Do this:
Track down each line that has the word "JSON" and copy it.

Supplied records:
# # #

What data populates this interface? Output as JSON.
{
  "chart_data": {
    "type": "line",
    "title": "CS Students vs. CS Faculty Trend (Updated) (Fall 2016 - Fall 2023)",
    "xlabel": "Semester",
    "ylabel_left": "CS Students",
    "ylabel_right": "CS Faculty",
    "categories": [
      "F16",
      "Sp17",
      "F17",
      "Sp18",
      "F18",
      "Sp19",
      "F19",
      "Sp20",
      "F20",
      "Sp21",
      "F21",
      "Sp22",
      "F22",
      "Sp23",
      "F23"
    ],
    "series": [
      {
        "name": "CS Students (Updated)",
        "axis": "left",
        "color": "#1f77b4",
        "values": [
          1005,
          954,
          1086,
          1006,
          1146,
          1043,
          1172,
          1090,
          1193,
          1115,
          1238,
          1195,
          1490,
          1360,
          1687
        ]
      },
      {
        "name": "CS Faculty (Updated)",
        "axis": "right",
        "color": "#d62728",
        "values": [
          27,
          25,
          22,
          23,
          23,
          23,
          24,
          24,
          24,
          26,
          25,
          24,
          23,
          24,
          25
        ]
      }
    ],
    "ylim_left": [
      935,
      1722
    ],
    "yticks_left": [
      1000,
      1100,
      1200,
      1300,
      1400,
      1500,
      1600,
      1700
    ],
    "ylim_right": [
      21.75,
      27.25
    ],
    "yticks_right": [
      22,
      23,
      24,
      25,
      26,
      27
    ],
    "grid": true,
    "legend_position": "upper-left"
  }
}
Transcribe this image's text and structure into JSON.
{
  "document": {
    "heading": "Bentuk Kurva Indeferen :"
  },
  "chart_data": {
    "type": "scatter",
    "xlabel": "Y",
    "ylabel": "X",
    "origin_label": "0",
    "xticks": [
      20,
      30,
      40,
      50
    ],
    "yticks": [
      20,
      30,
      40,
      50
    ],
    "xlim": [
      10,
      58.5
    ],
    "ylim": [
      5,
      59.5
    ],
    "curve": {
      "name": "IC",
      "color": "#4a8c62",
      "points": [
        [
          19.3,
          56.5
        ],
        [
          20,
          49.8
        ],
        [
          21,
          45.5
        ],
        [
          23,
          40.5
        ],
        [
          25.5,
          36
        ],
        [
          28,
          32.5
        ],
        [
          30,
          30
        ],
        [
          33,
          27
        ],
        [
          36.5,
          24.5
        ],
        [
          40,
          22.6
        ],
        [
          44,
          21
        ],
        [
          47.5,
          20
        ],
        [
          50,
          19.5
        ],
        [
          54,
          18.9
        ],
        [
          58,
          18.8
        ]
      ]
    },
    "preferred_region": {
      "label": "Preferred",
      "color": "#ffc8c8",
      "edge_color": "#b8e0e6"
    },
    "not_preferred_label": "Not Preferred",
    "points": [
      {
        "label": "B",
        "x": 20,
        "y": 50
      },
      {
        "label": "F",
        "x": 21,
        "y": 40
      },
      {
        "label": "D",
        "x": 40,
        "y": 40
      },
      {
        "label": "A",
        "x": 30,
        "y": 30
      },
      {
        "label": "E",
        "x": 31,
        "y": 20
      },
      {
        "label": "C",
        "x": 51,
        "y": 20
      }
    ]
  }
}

# # #

Exercise result:
What data populates this interface? Output as JSON.
Transcribe this image's text and structure into JSON.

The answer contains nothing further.